Company Facing $12m Fine For Fatal Crash


Comcare recently announced legal proceedings against the waste management company responsible for a crash in Adelaide in 2014 which killed 2 people.

The company is now facing a  fine of up to $12 million as the subject of a complaint and summons lodged in the Magistrates Court of South Australia.

Comcare claims the company breached the Commonwealth Work Health and Safety Act 8 times in relation to the fatal incident.

The accident happened on 18 August 2014, involving a loaded tanker which collided into 3 cars at the Cross Road intersection on Adelaide’s South Eastern Freeway. The tanker had lost control during a steep descent.

The Federal work health and safety regulator accused the waste  management company of failing to provide adequate training and supervision to the truck’s driver, who was inexperienced.

The company did not provide adequate instruction to the driver on how to safely negotiate the steep descent on the freeway from the Adelaide Hills, using arrester beds and how to drive a heavy vehicle with a manual gearbox.

The regulator also alleges the company failed to provide a safe system of work to ensure driver competency.

# Aim
Rewrite the article on the crash fine from "The company is" to "the fatal incident.", changing "8 times" to "eight times".

Element and box listings
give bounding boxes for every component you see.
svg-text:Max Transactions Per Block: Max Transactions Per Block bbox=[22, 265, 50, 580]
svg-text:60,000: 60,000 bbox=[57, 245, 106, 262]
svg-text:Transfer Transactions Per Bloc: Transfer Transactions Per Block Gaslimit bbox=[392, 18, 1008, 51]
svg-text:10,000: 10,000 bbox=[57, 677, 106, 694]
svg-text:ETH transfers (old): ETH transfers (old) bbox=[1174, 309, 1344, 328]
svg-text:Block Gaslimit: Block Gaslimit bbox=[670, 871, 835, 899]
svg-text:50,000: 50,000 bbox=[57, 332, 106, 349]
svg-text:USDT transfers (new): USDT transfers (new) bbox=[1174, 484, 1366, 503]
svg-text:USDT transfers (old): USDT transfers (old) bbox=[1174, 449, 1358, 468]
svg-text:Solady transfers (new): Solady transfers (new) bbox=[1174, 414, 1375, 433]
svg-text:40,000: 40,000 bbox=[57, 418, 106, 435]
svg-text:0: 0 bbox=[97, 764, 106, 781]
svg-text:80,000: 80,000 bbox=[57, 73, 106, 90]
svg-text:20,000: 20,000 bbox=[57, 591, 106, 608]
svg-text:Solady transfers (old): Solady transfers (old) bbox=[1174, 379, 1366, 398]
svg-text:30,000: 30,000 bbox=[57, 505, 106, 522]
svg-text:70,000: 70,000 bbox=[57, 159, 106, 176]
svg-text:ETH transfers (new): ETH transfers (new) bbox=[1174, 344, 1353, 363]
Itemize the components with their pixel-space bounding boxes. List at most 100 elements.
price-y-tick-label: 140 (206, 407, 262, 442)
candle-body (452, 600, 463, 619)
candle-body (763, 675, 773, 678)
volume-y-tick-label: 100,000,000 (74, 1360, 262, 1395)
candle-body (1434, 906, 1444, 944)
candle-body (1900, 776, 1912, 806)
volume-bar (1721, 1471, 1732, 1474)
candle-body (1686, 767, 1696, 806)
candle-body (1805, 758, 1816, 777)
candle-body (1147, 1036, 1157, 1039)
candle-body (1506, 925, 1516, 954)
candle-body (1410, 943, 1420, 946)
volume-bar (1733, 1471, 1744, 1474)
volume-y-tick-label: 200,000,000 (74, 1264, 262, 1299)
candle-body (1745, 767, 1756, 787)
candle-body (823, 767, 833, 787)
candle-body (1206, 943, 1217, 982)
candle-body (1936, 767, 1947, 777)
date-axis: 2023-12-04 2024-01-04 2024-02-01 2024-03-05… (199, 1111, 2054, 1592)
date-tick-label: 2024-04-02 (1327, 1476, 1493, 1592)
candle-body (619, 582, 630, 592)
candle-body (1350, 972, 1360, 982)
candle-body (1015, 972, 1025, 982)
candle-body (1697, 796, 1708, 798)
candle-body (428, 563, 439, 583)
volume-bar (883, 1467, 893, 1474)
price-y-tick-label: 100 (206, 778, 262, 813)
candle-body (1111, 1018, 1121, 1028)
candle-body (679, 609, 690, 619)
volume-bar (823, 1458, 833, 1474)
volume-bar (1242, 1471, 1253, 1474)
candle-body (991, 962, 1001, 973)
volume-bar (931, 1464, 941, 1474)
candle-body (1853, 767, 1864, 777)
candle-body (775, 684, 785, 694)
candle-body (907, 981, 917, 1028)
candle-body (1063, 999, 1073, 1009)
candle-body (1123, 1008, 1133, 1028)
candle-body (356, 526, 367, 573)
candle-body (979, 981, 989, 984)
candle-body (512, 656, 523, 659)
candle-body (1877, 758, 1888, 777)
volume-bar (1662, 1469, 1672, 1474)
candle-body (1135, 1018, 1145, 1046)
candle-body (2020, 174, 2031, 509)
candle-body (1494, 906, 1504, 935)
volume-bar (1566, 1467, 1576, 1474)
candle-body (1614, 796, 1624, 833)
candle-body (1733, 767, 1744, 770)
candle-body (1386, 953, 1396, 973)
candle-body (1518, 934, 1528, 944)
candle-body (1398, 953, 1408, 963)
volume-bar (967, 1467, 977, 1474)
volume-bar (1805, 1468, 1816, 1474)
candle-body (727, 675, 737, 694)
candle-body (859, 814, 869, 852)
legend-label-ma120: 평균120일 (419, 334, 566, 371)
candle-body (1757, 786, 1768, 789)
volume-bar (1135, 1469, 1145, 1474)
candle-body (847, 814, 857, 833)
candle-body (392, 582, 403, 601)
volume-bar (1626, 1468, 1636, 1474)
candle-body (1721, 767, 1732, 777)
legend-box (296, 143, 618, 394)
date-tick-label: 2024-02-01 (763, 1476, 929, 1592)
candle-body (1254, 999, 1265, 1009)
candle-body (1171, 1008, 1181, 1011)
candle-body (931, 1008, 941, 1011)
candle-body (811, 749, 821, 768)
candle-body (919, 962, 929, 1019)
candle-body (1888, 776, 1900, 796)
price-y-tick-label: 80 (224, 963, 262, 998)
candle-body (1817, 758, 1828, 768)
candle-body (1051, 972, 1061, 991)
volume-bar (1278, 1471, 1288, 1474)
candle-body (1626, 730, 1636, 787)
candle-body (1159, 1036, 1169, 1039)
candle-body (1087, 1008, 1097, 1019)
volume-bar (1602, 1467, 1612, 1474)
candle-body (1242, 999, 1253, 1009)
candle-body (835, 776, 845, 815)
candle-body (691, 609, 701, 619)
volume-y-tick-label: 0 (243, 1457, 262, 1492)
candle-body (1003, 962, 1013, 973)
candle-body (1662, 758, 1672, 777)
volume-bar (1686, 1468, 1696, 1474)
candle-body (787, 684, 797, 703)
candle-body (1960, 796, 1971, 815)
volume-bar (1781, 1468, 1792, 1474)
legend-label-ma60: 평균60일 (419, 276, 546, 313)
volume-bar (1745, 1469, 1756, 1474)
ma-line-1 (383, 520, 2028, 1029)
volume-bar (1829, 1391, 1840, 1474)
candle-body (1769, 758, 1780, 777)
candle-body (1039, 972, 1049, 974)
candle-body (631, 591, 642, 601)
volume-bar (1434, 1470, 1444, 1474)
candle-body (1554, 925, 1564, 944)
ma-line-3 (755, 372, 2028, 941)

# Reply to the exercise
The company is now facing a  fine of up to $12 million as the subject of a complaint and summons lodged in the Magistrates Court of South Australia.

Comcare claims the company breached the Commonwealth Work Health and Safety Act eight times in relation to the fatal incident.